# Items from a dataset:

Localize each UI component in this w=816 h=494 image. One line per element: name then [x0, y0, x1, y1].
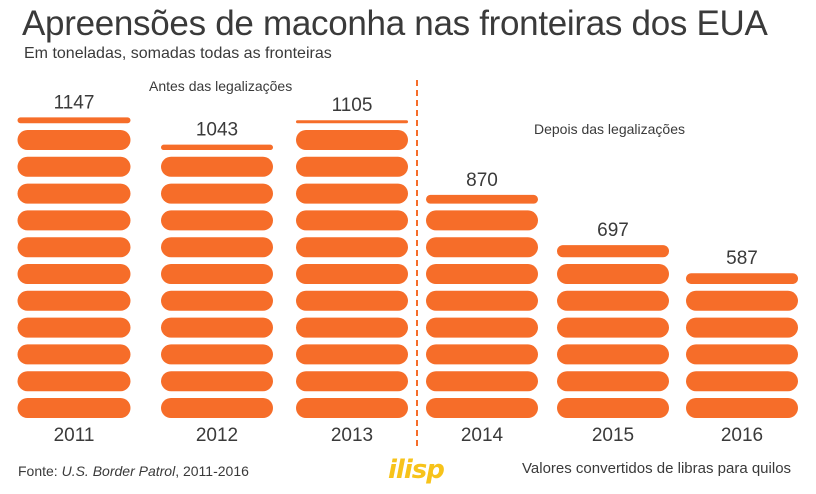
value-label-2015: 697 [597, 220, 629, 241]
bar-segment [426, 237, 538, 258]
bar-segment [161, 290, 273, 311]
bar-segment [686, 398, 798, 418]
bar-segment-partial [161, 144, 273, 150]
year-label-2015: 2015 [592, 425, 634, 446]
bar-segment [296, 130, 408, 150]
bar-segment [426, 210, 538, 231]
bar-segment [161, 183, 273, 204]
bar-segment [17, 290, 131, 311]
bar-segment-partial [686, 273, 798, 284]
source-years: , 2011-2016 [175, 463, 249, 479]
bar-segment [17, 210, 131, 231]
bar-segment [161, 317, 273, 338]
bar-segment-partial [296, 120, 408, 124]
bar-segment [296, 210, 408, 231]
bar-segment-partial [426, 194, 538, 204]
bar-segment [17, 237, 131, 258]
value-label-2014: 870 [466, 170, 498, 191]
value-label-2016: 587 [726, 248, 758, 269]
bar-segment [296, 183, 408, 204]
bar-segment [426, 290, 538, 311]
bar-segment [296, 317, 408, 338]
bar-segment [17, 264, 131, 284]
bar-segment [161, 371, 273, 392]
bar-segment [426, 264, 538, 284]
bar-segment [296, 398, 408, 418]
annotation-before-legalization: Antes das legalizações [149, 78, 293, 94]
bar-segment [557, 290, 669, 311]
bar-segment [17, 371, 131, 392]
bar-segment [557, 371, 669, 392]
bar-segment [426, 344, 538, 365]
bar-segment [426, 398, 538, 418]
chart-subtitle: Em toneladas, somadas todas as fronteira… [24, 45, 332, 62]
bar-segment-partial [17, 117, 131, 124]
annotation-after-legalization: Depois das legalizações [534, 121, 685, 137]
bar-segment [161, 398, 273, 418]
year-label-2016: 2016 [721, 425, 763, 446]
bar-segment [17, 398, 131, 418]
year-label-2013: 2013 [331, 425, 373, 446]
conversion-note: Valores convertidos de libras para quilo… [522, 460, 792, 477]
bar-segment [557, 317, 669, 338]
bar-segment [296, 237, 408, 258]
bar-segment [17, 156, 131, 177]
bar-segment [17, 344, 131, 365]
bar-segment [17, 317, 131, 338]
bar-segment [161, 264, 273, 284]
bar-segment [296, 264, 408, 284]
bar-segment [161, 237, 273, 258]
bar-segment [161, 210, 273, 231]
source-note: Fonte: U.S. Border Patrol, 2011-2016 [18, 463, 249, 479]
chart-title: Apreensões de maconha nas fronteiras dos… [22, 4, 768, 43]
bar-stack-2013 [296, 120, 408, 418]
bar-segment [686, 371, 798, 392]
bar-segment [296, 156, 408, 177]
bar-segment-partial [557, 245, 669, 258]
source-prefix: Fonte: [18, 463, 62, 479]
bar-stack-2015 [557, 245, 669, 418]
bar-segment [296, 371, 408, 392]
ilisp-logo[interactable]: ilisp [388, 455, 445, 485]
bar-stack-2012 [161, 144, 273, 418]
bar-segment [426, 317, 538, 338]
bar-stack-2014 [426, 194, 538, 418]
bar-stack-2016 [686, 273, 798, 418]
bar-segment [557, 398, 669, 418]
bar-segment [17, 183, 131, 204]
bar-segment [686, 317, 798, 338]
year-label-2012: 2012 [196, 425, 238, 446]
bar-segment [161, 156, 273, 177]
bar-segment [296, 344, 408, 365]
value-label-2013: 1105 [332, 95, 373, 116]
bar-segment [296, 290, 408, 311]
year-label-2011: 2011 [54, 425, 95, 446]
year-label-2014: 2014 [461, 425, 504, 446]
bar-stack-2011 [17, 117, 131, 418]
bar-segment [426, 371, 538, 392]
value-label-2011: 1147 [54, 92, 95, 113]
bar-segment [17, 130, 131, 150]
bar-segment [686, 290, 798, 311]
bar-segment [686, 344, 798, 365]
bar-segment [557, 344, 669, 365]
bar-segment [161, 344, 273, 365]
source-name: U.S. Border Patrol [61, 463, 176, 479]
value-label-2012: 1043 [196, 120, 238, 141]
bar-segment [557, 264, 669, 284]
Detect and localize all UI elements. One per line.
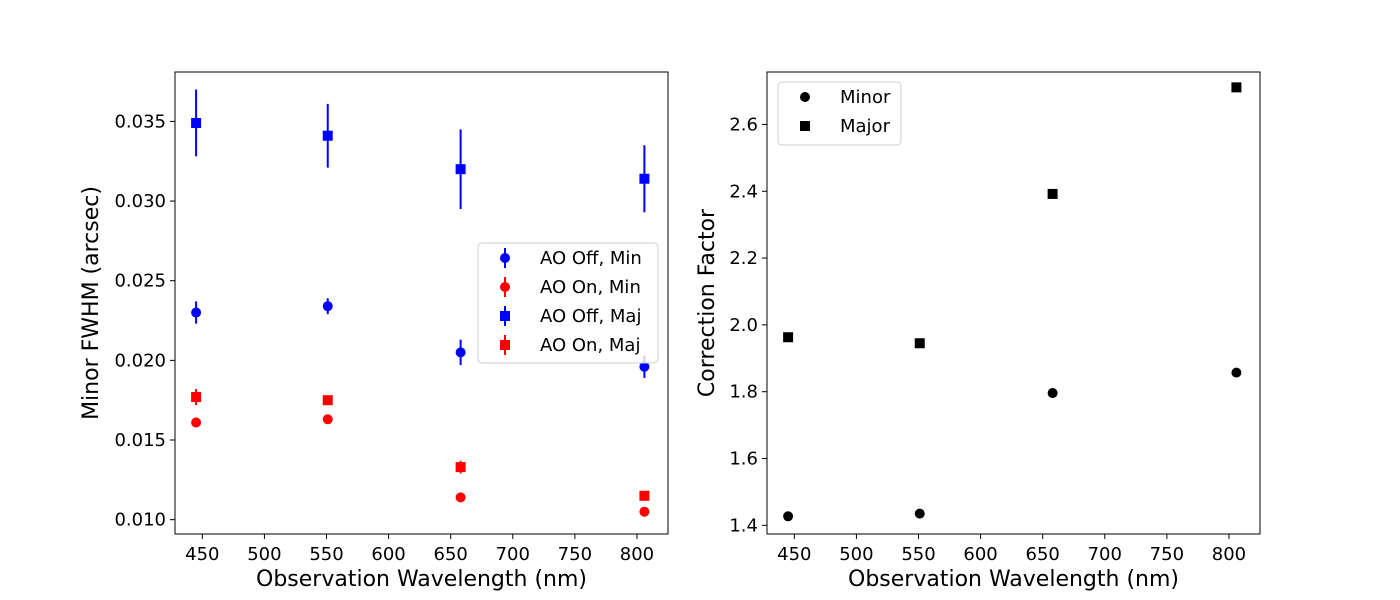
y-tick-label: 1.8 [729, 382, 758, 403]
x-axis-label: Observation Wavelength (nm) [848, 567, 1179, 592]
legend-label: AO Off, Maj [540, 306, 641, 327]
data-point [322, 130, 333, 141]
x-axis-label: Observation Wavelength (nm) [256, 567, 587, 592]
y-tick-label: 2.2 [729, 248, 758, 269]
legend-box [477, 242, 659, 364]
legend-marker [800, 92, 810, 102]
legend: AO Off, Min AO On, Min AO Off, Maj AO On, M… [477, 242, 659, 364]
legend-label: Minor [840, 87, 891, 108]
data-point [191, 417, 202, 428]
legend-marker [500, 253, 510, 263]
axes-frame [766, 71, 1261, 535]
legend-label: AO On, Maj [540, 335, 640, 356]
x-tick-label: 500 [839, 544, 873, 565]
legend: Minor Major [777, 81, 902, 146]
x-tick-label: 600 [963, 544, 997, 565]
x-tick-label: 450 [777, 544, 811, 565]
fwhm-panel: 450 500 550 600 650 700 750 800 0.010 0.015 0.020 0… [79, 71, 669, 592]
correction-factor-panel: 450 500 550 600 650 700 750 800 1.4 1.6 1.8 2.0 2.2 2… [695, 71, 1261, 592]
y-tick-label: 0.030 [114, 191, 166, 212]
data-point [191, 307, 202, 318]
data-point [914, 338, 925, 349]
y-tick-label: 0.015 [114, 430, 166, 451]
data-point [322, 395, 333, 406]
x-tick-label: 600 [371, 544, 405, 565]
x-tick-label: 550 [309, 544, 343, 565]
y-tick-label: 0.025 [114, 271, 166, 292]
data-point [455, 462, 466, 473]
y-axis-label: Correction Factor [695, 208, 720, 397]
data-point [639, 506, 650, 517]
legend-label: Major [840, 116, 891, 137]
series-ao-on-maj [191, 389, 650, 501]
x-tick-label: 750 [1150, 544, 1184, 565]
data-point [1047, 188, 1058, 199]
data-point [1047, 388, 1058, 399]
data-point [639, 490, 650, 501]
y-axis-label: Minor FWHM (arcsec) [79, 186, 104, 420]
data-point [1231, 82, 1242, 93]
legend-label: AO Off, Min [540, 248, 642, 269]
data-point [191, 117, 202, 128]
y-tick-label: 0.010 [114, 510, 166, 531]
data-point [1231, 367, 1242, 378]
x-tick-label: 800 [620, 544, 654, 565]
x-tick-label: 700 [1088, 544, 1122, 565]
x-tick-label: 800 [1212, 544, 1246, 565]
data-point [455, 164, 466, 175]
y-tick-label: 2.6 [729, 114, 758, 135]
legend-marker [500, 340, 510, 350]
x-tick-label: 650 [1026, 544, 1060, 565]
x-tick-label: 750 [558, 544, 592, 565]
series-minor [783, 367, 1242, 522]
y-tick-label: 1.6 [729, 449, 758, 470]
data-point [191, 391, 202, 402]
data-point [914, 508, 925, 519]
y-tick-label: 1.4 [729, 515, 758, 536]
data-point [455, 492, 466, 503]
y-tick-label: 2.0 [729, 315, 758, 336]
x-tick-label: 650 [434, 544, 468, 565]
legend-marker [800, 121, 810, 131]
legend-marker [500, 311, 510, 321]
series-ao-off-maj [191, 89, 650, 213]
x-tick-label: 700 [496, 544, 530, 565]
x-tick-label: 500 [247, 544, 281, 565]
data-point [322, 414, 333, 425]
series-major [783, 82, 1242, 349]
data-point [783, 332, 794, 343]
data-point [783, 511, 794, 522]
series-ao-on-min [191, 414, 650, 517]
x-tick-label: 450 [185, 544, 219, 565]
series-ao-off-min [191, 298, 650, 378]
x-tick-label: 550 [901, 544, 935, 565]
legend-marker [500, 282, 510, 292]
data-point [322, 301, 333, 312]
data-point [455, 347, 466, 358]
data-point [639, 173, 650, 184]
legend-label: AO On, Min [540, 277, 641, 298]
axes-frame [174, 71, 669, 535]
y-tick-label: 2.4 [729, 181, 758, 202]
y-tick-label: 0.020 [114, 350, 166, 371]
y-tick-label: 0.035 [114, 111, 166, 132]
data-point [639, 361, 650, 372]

--

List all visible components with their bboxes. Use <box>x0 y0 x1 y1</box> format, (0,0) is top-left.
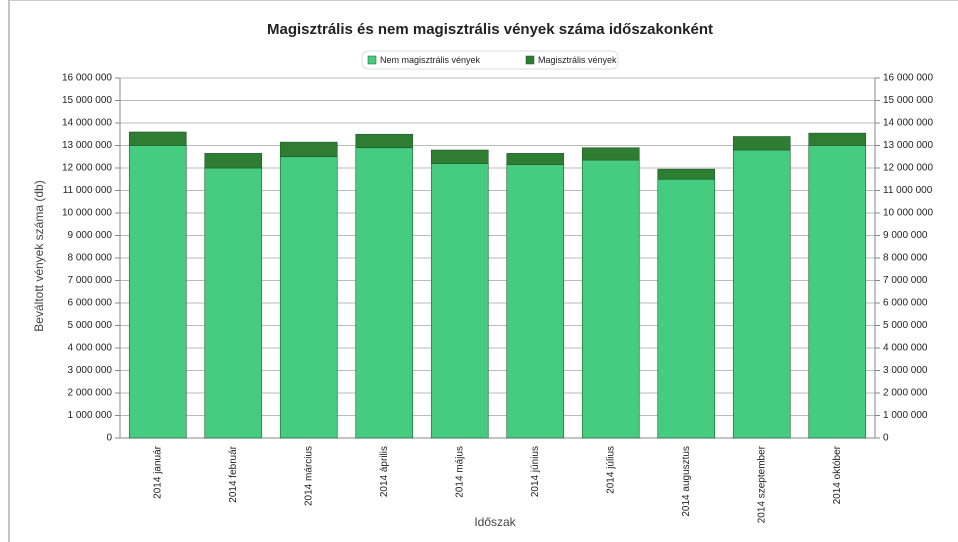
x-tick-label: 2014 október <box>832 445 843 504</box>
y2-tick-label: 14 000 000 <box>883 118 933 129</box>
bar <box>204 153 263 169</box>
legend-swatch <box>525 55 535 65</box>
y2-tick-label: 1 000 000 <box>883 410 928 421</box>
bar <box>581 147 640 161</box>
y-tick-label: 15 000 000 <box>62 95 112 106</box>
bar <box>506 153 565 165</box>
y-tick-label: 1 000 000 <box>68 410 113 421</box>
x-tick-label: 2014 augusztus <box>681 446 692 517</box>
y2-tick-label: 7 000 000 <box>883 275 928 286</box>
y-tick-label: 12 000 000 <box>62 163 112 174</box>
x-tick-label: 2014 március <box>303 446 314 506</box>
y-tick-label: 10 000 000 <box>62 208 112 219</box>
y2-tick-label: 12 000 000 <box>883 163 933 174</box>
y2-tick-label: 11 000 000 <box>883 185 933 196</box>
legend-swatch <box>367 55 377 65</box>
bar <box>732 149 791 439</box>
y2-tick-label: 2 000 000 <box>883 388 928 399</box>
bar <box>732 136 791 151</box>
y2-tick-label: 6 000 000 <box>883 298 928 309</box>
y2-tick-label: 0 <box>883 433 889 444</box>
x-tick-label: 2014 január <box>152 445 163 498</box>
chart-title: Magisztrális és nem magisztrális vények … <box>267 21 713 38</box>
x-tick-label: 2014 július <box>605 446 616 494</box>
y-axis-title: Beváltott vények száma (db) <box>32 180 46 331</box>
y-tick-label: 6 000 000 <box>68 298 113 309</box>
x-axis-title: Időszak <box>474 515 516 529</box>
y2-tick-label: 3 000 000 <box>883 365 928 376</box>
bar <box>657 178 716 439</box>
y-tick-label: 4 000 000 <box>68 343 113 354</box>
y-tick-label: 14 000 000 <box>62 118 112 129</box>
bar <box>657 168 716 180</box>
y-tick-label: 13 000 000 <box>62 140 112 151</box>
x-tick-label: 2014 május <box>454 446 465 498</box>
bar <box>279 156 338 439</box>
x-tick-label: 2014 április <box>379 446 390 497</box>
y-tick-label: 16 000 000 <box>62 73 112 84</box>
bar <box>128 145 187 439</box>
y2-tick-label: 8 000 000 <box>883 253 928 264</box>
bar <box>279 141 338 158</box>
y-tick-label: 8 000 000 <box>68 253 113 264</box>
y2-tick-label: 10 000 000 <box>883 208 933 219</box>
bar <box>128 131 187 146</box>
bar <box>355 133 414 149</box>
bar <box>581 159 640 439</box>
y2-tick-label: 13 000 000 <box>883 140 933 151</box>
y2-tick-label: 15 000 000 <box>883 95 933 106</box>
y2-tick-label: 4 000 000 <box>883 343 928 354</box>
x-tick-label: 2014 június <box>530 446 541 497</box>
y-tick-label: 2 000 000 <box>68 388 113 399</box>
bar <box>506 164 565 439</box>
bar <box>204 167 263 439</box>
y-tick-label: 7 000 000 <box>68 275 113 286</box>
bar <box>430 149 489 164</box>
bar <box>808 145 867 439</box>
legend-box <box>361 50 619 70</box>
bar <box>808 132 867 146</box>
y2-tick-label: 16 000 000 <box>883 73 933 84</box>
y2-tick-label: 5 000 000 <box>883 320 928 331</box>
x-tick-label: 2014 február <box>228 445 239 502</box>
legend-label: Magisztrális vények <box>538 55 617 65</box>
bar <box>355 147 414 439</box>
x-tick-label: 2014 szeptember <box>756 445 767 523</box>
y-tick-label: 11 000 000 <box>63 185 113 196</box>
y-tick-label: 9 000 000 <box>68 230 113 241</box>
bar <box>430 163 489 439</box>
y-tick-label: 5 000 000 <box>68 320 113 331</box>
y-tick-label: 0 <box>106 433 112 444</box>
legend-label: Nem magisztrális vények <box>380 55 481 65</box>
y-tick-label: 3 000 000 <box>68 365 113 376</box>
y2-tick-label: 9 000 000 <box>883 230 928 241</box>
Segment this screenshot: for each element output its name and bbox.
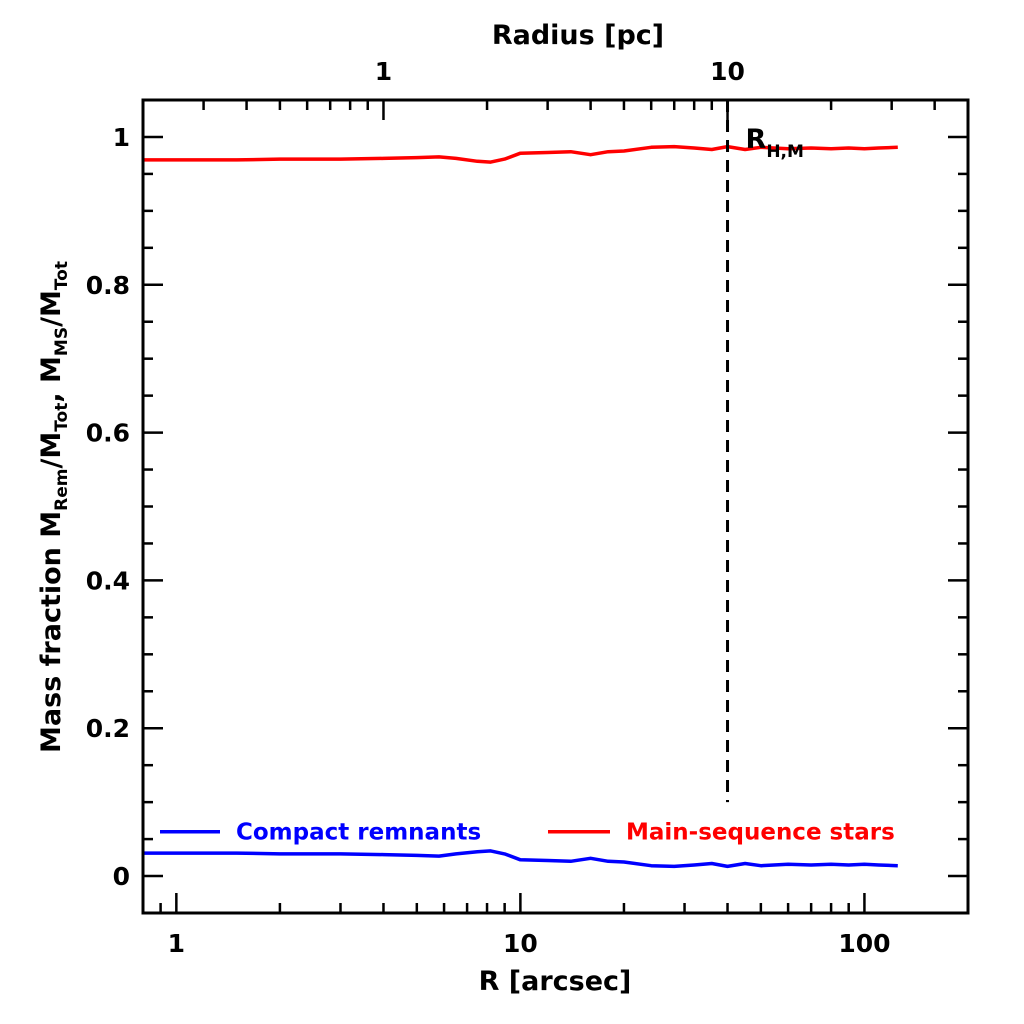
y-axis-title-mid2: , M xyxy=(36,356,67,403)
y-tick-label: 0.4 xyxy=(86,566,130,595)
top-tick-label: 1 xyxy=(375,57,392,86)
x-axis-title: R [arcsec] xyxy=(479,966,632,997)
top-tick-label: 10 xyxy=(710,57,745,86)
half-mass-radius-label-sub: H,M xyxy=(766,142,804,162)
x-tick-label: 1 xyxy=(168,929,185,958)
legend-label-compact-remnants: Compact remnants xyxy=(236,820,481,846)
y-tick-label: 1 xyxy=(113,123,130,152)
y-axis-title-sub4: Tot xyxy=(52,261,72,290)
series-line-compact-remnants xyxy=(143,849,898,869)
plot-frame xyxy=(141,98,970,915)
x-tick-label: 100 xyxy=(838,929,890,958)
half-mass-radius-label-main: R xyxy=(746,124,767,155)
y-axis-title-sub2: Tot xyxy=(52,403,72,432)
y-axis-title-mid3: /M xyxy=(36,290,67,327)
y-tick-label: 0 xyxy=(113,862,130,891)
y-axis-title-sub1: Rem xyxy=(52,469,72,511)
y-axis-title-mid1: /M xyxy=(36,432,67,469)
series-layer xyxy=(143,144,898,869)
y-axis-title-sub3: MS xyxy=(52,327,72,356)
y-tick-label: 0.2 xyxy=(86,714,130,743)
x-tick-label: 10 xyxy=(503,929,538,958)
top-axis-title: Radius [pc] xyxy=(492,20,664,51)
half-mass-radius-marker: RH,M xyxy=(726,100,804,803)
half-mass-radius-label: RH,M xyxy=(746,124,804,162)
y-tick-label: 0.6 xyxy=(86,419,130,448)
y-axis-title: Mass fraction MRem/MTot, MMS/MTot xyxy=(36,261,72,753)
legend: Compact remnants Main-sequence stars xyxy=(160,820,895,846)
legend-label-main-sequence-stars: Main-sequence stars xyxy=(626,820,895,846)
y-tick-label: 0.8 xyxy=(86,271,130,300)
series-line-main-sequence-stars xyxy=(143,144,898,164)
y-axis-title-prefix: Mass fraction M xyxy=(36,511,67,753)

...

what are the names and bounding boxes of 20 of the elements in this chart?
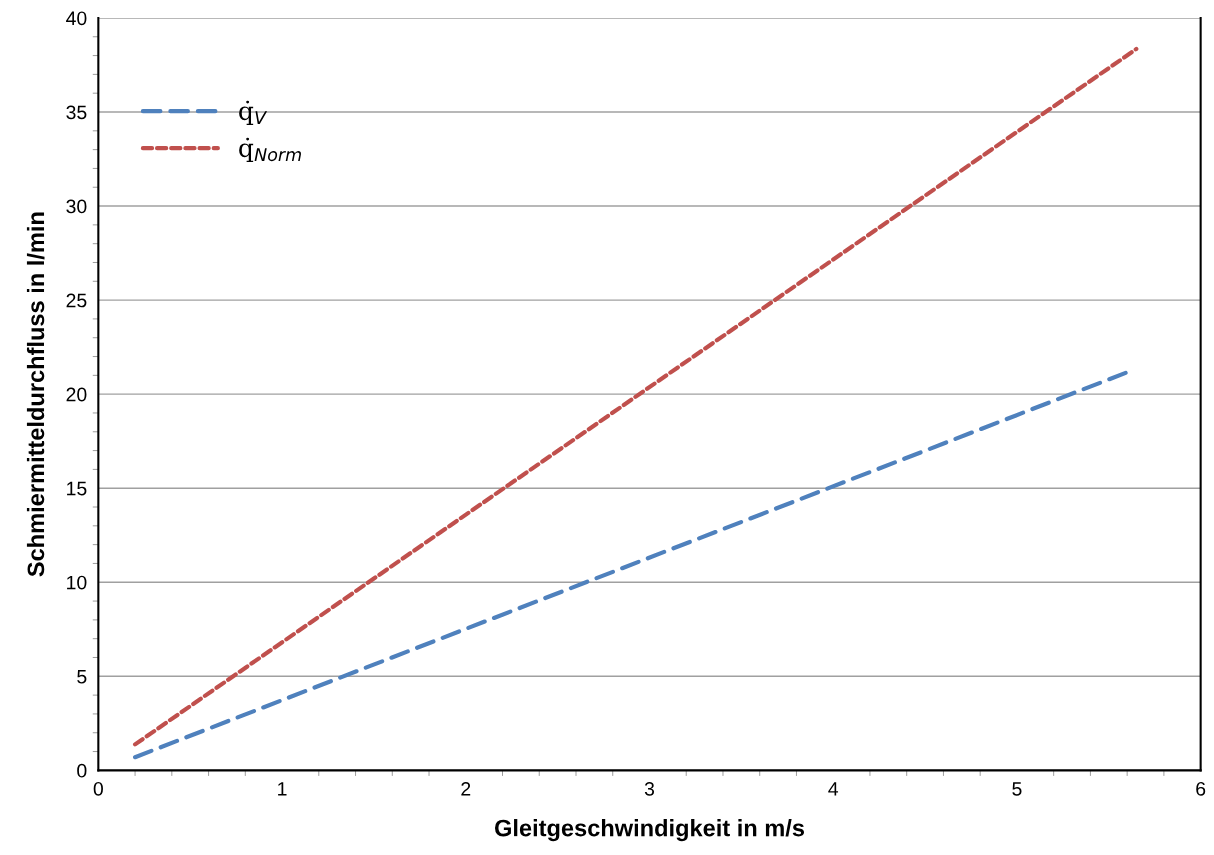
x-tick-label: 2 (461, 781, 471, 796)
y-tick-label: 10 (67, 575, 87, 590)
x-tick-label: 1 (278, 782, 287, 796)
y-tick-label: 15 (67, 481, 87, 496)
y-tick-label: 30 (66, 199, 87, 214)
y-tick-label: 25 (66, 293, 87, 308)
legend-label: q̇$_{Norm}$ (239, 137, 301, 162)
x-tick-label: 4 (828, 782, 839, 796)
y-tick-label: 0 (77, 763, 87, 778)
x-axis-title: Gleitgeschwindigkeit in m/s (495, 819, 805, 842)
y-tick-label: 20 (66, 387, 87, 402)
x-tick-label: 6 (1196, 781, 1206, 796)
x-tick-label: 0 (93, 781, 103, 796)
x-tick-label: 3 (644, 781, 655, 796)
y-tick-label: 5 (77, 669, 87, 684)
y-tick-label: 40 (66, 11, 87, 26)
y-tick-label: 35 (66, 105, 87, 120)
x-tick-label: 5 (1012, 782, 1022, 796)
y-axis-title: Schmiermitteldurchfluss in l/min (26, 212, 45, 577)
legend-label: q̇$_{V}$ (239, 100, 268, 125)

# JOB:
Repeat everything in the material from the line containing "x-tick-label: 2 (461, 781, 471, 796)" down to the line containing "x-tick-label: 4 (828, 782, 839, 796)", including both of those lines.

# OUTPUT FOR THIS TASK:
x-tick-label: 2 (461, 781, 471, 796)
y-tick-label: 10 (67, 575, 87, 590)
x-tick-label: 1 (278, 782, 287, 796)
y-tick-label: 15 (67, 481, 87, 496)
y-tick-label: 30 (66, 199, 87, 214)
y-tick-label: 25 (66, 293, 87, 308)
legend-label: q̇$_{Norm}$ (239, 137, 301, 162)
x-tick-label: 4 (828, 782, 839, 796)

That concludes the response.